▶ [YOUR GOAL]:
Pull each line holding "with" out of the entries below.

▶ [EXTRACTED MATERIAL]:
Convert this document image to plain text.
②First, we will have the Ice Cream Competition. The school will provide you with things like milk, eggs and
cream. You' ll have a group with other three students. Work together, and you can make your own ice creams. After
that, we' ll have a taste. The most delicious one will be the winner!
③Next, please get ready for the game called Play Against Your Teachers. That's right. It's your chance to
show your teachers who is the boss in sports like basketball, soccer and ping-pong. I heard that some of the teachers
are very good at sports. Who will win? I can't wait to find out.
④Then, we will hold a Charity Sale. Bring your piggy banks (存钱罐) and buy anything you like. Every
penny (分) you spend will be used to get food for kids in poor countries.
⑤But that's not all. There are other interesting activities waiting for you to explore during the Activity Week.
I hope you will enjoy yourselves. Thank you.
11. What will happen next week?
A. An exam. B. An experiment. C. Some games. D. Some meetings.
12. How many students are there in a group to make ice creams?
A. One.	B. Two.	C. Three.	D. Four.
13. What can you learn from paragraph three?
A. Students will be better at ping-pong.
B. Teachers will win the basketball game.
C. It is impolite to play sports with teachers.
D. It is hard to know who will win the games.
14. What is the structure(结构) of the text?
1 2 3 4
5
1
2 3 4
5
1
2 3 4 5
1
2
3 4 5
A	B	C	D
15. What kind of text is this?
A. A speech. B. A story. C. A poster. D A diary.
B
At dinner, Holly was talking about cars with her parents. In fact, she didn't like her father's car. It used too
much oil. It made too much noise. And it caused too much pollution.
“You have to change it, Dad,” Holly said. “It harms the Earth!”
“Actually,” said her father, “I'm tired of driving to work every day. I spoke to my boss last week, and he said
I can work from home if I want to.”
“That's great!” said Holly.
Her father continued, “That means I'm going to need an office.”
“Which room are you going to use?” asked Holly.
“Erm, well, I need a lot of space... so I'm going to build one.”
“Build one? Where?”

...

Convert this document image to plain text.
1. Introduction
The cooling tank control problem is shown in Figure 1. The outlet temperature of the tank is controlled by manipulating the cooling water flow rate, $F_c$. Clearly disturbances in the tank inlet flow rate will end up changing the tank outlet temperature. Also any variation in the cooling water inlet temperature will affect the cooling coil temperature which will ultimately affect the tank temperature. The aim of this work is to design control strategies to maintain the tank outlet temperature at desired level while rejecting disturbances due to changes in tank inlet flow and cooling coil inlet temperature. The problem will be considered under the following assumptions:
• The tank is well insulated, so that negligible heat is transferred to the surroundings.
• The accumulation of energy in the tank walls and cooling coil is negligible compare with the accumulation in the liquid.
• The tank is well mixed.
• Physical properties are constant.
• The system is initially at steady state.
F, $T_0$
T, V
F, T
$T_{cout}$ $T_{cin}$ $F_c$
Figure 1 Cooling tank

▶ [RESULT]:
②First, we will have the Ice Cream Competition. The school will provide you with things like milk, eggs and
cream. You' ll have a group with other three students. Work together, and you can make your own ice creams. After
C. It is impolite to play sports with teachers.
At dinner, Holly was talking about cars with her parents. In fact, she didn't like her father's car. It used too
• The accumulation of energy in the tank walls and cooling coil is negligible compare with the accumulation in the liquid.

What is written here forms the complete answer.